### Task to complete
Which lines below hold the word "label"? Report each one.

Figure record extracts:
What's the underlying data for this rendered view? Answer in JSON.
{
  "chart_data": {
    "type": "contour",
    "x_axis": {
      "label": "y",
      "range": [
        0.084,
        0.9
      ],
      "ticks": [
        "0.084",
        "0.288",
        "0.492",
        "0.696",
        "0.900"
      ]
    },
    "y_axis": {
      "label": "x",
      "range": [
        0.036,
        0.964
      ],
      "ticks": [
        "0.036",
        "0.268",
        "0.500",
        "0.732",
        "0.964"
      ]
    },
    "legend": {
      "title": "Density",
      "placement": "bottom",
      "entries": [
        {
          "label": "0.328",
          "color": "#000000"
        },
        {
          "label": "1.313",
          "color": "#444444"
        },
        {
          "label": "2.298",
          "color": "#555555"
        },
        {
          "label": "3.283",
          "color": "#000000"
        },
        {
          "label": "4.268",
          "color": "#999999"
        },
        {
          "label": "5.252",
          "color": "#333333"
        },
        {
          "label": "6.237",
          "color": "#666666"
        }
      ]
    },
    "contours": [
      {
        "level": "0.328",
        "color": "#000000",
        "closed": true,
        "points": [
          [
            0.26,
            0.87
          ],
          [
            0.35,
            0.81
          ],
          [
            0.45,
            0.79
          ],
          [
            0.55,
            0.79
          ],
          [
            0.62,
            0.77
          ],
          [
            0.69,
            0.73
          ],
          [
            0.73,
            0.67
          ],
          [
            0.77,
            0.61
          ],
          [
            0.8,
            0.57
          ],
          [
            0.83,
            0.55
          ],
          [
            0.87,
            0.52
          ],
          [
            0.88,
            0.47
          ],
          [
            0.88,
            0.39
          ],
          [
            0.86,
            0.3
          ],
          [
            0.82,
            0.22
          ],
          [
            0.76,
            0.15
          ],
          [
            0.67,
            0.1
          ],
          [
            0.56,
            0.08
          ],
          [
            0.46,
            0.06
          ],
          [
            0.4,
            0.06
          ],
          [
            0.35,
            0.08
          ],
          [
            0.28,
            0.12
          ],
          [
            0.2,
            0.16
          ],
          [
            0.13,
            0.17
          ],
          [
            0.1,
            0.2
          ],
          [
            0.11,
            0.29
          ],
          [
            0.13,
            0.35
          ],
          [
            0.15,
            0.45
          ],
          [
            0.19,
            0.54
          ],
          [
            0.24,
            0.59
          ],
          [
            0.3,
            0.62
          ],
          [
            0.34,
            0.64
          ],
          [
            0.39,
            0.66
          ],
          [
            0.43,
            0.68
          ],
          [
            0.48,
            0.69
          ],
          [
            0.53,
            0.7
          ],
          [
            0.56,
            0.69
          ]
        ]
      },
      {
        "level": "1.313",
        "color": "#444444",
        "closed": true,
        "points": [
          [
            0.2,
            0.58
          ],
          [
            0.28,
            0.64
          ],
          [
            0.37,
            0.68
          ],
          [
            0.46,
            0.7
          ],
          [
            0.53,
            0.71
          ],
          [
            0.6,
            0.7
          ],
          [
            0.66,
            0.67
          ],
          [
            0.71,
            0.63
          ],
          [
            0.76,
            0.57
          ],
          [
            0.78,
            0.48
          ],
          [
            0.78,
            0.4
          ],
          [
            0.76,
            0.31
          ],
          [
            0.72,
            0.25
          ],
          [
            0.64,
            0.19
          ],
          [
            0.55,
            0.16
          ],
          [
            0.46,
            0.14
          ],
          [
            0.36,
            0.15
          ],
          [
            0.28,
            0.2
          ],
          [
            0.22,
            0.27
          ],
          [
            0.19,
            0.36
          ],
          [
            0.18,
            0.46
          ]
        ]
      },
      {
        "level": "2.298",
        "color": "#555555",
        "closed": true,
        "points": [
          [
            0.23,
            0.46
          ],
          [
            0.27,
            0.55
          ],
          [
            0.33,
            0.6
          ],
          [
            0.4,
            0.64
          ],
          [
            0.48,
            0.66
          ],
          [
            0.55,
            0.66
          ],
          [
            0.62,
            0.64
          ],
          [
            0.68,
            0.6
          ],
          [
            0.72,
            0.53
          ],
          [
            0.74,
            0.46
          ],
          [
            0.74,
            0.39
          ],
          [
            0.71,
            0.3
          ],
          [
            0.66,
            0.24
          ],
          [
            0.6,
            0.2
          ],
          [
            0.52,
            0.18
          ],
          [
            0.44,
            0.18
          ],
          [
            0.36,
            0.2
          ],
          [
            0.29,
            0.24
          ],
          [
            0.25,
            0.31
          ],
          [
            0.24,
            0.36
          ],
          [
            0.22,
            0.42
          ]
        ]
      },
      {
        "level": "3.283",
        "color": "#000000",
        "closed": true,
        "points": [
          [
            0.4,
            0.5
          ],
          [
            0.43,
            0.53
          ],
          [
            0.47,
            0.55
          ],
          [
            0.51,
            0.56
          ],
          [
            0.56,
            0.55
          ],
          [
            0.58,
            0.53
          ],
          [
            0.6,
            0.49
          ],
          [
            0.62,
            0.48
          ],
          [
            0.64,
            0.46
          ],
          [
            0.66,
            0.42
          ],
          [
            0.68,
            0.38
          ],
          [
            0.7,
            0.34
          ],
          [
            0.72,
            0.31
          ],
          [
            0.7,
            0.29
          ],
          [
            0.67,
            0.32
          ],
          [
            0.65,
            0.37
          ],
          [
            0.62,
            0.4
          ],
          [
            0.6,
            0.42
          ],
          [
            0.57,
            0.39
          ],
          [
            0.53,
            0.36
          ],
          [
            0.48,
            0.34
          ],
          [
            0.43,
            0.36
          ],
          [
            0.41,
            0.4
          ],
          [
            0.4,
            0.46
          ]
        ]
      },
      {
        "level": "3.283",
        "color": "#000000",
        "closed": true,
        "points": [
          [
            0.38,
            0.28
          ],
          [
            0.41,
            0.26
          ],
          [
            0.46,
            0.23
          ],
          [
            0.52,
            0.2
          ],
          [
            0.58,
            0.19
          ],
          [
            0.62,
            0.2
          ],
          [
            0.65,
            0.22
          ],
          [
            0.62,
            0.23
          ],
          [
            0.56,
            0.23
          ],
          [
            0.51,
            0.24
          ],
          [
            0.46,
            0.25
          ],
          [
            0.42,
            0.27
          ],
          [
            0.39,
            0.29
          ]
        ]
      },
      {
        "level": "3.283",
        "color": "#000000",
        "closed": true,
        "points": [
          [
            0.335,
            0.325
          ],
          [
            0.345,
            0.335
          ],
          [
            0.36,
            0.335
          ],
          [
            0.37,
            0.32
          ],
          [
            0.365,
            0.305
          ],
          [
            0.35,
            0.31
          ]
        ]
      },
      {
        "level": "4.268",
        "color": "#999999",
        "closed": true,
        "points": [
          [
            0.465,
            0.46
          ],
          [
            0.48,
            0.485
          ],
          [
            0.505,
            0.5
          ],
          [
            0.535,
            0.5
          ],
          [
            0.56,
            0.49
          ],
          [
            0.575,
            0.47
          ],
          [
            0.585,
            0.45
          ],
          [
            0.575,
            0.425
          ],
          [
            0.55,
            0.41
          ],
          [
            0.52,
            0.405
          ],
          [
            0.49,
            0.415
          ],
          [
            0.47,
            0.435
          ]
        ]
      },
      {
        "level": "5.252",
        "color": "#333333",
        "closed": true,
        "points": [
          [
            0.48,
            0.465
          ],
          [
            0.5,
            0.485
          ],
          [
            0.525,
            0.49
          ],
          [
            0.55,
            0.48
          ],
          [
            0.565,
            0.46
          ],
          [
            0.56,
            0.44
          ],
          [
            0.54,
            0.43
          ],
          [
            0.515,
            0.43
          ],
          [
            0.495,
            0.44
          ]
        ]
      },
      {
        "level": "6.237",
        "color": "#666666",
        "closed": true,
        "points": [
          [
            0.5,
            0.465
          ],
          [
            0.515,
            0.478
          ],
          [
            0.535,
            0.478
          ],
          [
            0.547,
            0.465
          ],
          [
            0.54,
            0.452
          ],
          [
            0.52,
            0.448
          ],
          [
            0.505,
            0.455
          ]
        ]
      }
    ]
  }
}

### Written answer
      "label": "y",
      "label": "x",
          "label": "0.328",
          "label": "1.313",
          "label": "2.298",
          "label": "3.283",
          "label": "4.268",
          "label": "5.252",
          "label": "6.237",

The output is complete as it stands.